--- Trecho do texto ---
Por Lisandra Paraguassu e Eduardo Simões
BRASÍLIA/SÃO PAULO (Reuters) - O ex-presidente da Câmara dos Deputados Eduardo Cunha foi preso preventivamente nesta quarta-feira pela Polícia Federal em Brasília por determinação do juiz Sérgio Moro, da 13ª Vara Federal de Curitiba, que concentra as ações da operação Lava Jato em primeiro instância, informaram a PF e o Ministério Público Federal.
A decisão de Moro atendeu a pedido dos procuradores da força-tarefa da Lava Jato, que afirmaram que Cunha representava risco às investigações caso permanecesse em liberdade.
"Os procuradores sustentaram que a liberdade do ex-parlamentar representava risco à instrução do processo, à ordem pública, como também a possibilidade concreta de fuga em virtude da disponibilidade de recursos ocultos no exterior, além da dupla nacionalidade", informou o MPF em comunicado, lembrando que Cunha tem as cidadanias brasileira e italiana.
O ex-parlamentar foi preso no âmbito de uma ação penal repassada a Moro pelo Supremo Tribunal Federal (STF) em que Cunha é acusado de corrupção passiva, lavagem de dinheiro e evasão de divisas em fatos relacionados à aquisição de um campo exploratório de petróleo em Benin, na África, pela Petrobras (SA:PETR4), no ano de 2011. A propina paga ao ex-deputado teria sido depositada em uma conta secreta de Cunha na Suíça.
A residência de Cunha no Rio de Janeiro, segundo um fonte da PF. O ex-deputado embarcou para Curitiba pouco antes das 16h.
Cunha foi citado por delatores da Lava Jato e teve o mandato parlamentar cassado pela Câmara em setembro. Antes disso, havia sido afastado em maio pelo STF da presidência da Câmara, cargo ao qual renunciou em julho.

[Listagens de regiões e rótulos]
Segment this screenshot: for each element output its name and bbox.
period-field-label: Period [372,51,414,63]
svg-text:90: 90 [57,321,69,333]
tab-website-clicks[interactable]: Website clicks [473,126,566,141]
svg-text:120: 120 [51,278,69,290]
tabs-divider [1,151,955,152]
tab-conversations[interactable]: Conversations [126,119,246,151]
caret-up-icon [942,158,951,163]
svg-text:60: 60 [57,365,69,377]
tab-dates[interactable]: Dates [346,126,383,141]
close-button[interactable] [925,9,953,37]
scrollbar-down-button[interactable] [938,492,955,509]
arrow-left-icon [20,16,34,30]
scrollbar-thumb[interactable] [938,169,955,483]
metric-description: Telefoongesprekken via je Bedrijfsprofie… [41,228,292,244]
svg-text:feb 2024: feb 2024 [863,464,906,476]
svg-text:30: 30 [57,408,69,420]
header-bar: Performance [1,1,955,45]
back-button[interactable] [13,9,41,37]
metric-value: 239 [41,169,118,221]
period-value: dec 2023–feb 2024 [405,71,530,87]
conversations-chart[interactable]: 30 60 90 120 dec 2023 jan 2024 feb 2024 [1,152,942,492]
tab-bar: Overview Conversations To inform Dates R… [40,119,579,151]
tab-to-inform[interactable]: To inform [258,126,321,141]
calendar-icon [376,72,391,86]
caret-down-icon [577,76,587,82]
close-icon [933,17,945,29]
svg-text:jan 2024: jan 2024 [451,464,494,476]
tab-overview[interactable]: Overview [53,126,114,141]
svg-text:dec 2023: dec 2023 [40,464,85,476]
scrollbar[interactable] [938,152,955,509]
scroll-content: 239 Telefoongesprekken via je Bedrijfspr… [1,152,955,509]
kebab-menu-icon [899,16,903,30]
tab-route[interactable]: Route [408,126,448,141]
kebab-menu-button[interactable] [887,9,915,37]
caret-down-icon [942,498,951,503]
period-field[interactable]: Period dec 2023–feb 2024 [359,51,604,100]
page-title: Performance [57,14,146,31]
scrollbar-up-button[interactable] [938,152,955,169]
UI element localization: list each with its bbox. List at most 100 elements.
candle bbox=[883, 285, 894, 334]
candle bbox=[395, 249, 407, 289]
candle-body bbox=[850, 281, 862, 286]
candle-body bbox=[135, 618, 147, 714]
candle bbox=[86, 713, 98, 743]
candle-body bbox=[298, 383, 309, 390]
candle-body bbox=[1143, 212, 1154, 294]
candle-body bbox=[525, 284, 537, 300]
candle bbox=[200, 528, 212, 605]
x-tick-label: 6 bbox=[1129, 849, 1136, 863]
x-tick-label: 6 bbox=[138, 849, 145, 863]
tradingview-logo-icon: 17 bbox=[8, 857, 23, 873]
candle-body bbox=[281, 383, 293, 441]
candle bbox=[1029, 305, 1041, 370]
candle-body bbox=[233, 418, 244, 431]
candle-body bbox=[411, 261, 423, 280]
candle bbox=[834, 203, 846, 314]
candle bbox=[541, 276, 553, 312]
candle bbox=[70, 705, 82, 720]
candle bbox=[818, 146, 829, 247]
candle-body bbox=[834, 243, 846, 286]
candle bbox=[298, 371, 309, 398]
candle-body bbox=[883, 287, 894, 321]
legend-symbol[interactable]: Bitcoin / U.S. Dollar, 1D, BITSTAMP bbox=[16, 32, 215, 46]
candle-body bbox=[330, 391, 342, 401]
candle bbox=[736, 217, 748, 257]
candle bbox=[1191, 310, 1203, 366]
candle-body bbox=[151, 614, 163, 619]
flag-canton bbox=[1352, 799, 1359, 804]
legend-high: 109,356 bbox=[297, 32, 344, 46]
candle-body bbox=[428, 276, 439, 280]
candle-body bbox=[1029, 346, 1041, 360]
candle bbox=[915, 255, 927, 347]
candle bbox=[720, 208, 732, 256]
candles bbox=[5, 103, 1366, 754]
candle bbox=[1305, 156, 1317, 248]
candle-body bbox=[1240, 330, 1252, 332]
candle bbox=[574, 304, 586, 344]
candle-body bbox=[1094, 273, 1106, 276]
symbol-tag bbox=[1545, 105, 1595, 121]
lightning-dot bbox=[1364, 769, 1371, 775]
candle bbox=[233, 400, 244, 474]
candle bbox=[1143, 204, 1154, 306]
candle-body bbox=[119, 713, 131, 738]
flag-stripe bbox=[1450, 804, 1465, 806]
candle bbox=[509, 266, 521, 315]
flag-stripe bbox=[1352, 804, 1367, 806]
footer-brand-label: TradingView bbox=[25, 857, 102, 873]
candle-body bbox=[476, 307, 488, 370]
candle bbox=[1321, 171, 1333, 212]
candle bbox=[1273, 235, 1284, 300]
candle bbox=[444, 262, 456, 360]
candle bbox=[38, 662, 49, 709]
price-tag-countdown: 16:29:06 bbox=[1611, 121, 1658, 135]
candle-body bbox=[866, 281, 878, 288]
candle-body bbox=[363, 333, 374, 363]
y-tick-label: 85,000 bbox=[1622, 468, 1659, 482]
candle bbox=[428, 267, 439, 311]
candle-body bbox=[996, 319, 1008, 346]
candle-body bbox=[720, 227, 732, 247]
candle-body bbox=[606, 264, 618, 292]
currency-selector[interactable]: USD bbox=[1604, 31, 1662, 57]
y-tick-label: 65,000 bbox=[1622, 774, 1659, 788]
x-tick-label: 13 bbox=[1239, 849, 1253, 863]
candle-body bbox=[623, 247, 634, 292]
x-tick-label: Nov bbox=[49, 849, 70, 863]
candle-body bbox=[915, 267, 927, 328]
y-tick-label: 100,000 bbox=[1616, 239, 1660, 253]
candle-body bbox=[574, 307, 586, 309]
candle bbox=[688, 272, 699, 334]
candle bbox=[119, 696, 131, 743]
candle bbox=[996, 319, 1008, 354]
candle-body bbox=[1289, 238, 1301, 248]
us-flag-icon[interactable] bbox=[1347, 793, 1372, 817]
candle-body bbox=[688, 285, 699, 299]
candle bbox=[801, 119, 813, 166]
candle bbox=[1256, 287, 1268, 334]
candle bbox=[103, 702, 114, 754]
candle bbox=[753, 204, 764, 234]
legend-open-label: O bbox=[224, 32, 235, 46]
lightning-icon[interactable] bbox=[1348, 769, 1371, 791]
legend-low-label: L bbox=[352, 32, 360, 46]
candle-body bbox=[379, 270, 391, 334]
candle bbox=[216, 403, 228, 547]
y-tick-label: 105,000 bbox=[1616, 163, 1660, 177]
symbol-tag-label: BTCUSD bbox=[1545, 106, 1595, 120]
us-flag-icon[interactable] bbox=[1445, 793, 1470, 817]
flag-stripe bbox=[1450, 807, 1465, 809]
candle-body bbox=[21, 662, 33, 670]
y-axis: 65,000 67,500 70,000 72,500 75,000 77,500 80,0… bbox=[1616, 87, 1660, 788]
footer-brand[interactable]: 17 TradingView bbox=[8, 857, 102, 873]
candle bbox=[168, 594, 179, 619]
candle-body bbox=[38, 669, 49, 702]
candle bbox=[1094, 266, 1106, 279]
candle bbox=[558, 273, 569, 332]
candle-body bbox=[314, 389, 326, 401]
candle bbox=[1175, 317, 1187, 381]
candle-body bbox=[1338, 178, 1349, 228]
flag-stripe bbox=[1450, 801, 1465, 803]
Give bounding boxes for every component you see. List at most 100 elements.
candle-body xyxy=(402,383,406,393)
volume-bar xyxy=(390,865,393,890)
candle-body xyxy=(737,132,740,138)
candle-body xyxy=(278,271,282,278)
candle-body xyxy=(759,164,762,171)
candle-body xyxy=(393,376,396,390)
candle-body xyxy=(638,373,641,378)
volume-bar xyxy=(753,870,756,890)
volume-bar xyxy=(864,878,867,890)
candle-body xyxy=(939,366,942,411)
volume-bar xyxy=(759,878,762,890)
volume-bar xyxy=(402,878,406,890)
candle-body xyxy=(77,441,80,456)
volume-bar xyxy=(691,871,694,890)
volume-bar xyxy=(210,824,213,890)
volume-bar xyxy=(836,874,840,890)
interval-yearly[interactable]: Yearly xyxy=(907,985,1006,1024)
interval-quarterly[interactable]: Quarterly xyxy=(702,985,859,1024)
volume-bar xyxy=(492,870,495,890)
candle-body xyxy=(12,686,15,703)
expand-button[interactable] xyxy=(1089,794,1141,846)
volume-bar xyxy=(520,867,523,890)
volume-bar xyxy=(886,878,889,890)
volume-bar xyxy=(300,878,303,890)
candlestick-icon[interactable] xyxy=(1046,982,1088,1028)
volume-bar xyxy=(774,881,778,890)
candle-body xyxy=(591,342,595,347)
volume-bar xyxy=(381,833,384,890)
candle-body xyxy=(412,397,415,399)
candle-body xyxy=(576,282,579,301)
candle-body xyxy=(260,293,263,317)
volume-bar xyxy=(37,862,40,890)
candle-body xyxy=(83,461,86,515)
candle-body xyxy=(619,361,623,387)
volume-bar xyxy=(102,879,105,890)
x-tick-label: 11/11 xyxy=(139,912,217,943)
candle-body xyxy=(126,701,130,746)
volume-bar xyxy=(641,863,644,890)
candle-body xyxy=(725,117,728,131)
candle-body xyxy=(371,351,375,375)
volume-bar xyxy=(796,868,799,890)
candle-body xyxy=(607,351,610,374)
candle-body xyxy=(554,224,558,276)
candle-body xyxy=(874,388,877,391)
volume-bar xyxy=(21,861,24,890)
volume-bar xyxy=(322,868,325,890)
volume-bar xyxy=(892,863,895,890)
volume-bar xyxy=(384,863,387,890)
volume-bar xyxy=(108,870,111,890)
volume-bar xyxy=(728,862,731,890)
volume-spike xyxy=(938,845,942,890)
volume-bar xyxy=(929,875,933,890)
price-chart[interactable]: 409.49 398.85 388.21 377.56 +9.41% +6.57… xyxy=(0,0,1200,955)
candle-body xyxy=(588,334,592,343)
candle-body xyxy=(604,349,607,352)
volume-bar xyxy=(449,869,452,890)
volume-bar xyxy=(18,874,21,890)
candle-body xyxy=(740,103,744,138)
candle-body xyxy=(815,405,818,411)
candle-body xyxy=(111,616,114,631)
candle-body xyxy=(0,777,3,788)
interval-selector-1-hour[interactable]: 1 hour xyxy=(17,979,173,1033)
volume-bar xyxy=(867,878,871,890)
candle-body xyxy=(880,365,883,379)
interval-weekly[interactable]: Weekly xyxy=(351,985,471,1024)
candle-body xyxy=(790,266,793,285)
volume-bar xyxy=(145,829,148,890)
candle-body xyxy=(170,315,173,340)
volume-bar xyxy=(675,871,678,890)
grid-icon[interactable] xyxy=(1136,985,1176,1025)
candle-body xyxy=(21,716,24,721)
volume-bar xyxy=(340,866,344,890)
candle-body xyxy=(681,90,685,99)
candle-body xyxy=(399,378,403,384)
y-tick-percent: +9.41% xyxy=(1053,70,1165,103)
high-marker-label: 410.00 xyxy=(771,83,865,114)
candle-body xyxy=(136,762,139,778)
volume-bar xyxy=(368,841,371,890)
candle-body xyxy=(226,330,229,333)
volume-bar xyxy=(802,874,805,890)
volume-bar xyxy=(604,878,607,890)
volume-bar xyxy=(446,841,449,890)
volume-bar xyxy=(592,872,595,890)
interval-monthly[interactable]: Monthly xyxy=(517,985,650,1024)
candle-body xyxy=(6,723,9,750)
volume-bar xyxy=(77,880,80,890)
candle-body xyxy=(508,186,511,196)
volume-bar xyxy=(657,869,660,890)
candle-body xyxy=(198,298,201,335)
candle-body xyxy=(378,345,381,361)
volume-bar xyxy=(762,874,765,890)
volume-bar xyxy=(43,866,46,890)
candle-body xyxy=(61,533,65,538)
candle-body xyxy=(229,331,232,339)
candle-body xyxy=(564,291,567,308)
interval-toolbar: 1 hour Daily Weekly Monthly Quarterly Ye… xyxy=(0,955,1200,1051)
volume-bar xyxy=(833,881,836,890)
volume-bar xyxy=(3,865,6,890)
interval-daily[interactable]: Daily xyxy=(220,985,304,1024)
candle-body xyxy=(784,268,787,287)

--- O que fazer ---
A) Na notícia sobre a prisão de Eduardo Cunha, diga se cada afirmação concorda com o texto, respondendo sim ou não e citando as palavras que decidem: (i) Cunha tem cidadania brasileira e italiana; (ii) a aquisição do campo de petróleo em Benin ocorreu em 2011; (iii) a Câmara cassou o mandato de Cunha em julho.
B) Atualize a notícia sobre a prisão de Eduardo Cunha. Reescreva o trecho entre "A decisão de" e "permanecesse em liberdade.", inclusive, substituindo "risco às investigações" por "ameaça às investigações".

--- Respostas ---
A)
(i) Sim: "lembrando que Cunha tem as cidadanias brasileira e italiana".
(ii) Sim: "no ano de 2011".
(iii) Não: "teve o mandato parlamentar cassado pela Câmara em setembro".

B)
A decisão de Moro atendeu a pedido dos procuradores da força-tarefa da Lava Jato, que afirmaram que Cunha representava ameaça às investigações caso permanecesse em liberdade.